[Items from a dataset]
▬▬▬

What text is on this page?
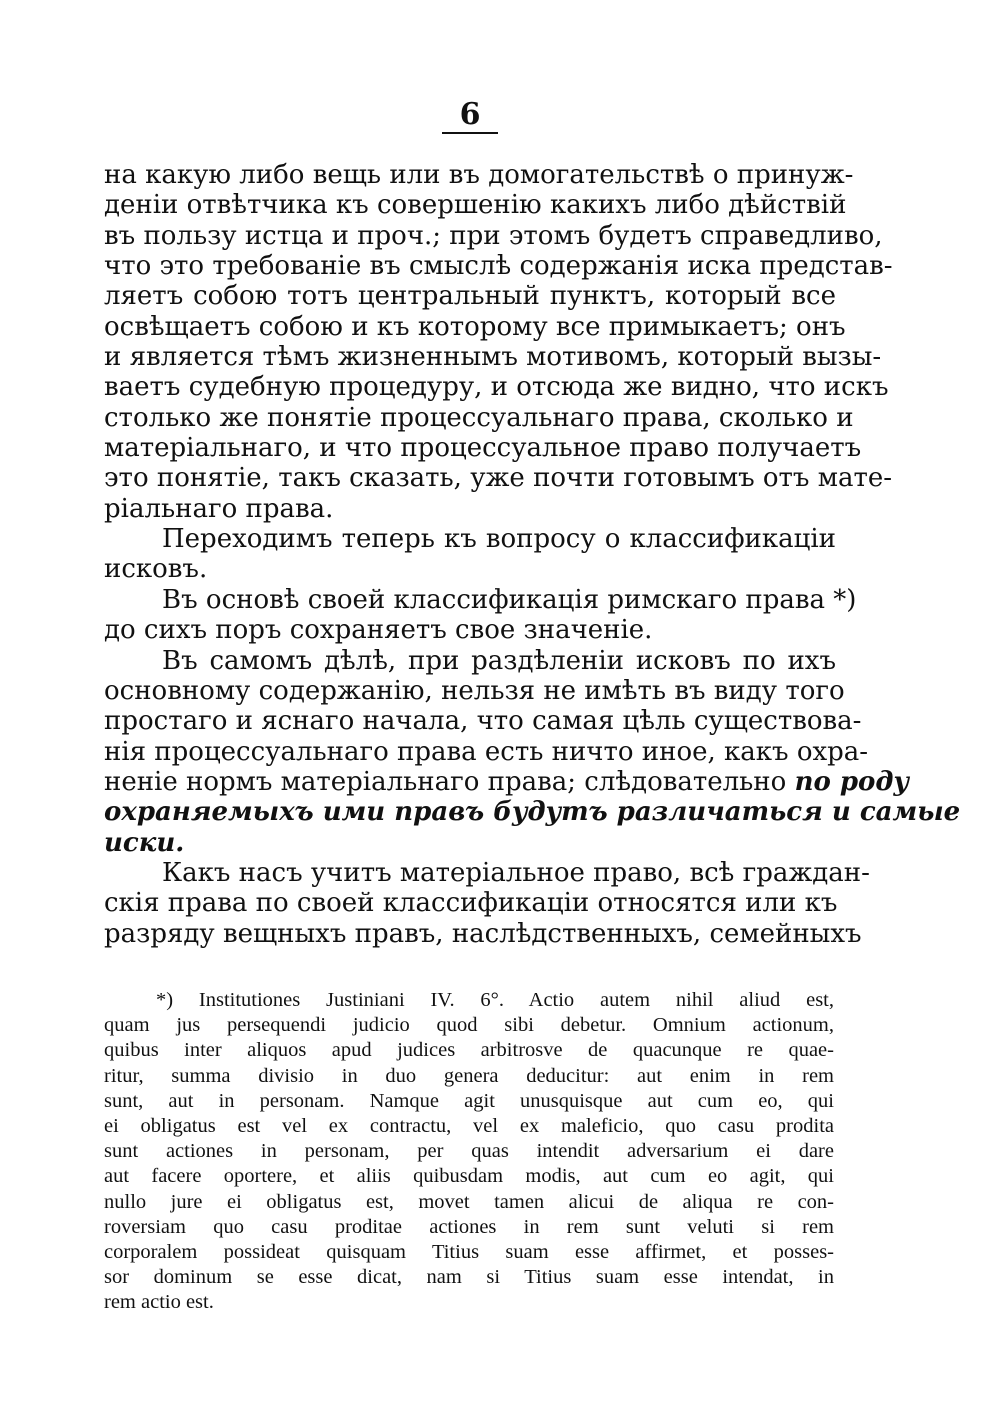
6
на какую либо вещь или въ домогательствѣ о принуж-
деніи отвѣтчика къ совершенію какихъ либо дѣйствій
въ пользу истца и проч.; при этомъ будетъ справедливо,
что это требованіе въ смыслѣ содержанія иска представ-
ляетъ собою тотъ центральный пунктъ, который все
освѣщаетъ собою и къ которому все примыкаетъ; онъ
и является тѣмъ жизненнымъ мотивомъ, который вызы-
ваетъ судебную процедуру, и отсюда же видно, что искъ
столько же понятіе процессуальнаго права, сколько и
матеріальнаго, и что процессуальное право получаетъ
это понятіе, такъ сказать, уже почти готовымъ отъ мате-
ріальнаго права.
Переходимъ теперь къ вопросу о классификаціи
исковъ.
Въ основѣ своей классификація римскаго права *)
до сихъ поръ сохраняетъ свое значеніе.
Въ самомъ дѣлѣ, при раздѣленіи исковъ по ихъ
основному содержанію, нельзя не имѣть въ виду того
простаго и яснаго начала, что самая цѣль существова-
нія процессуальнаго права есть ничто иное, какъ охра-
неніе нормъ матеріальнаго права; слѣдовательно по роду
охраняемыхъ ими правъ будутъ различаться и самые
иски.
Какъ насъ учитъ матеріальное право, всѣ граждан-
скія права по своей классификаціи относятся или къ
разряду вещныхъ правъ, наслѣдственныхъ, семейныхъ
*) Institutiones Justiniani IV. 6°. Actio autem nihil aliud est,
quam jus persequendi judicio quod sibi debetur. Omnium actionum,
quibus inter aliquos apud judices arbitrosve de quacunque re quae-
ritur, summa divisio in duo genera deducitur: aut enim in rem
sunt, aut in personam. Namque agit unusquisque aut cum eo, qui
ei obligatus est vel ex contractu, vel ex maleficio, quo casu prodita
sunt actiones in personam, per quas intendit adversarium ei dare
aut facere oportere, et aliis quibusdam modis, aut cum eo agit, qui
nullo jure ei obligatus est, movet tamen alicui de aliqua re con-
roversiam quo casu proditae actiones in rem sunt veluti si rem
corporalem possideat quisquam Titius suam esse affirmet, et posses-
sor dominum se esse dicat, nam si Titius suam esse intendat, in
rem actio est.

▬▬▬

What you need to do => Copy the entries exactly. Leave out the images.

Complete output =>
What text is on this page?
6
на какую либо вещь или въ домогательствѣ о принуж-
деніи отвѣтчика къ совершенію какихъ либо дѣйствій
въ пользу истца и проч.; при этомъ будетъ справедливо,
что это требованіе въ смыслѣ содержанія иска представ-
ляетъ собою тотъ центральный пунктъ, который все
освѣщаетъ собою и къ которому все примыкаетъ; онъ
и является тѣмъ жизненнымъ мотивомъ, который вызы-
ваетъ судебную процедуру, и отсюда же видно, что искъ
столько же понятіе процессуальнаго права, сколько и
матеріальнаго, и что процессуальное право получаетъ
это понятіе, такъ сказать, уже почти готовымъ отъ мате-
ріальнаго права.
Переходимъ теперь къ вопросу о классификаціи
исковъ.
Въ основѣ своей классификація римскаго права *)
до сихъ поръ сохраняетъ свое значеніе.
Въ самомъ дѣлѣ, при раздѣленіи исковъ по ихъ
основному содержанію, нельзя не имѣть въ виду того
простаго и яснаго начала, что самая цѣль существова-
нія процессуальнаго права есть ничто иное, какъ охра-
неніе нормъ матеріальнаго права; слѣдовательно по роду
охраняемыхъ ими правъ будутъ различаться и самые
иски.
Какъ насъ учитъ матеріальное право, всѣ граждан-
скія права по своей классификаціи относятся или къ
разряду вещныхъ правъ, наслѣдственныхъ, семейныхъ
*) Institutiones Justiniani IV. 6°. Actio autem nihil aliud est,
quam jus persequendi judicio quod sibi debetur. Omnium actionum,
quibus inter aliquos apud judices arbitrosve de quacunque re quae-
ritur, summa divisio in duo genera deducitur: aut enim in rem
sunt, aut in personam. Namque agit unusquisque aut cum eo, qui
ei obligatus est vel ex contractu, vel ex maleficio, quo casu prodita
sunt actiones in personam, per quas intendit adversarium ei dare
aut facere oportere, et aliis quibusdam modis, aut cum eo agit, qui
nullo jure ei obligatus est, movet tamen alicui de aliqua re con-
roversiam quo casu proditae actiones in rem sunt veluti si rem
corporalem possideat quisquam Titius suam esse affirmet, et posses-
sor dominum se esse dicat, nam si Titius suam esse intendat, in
rem actio est.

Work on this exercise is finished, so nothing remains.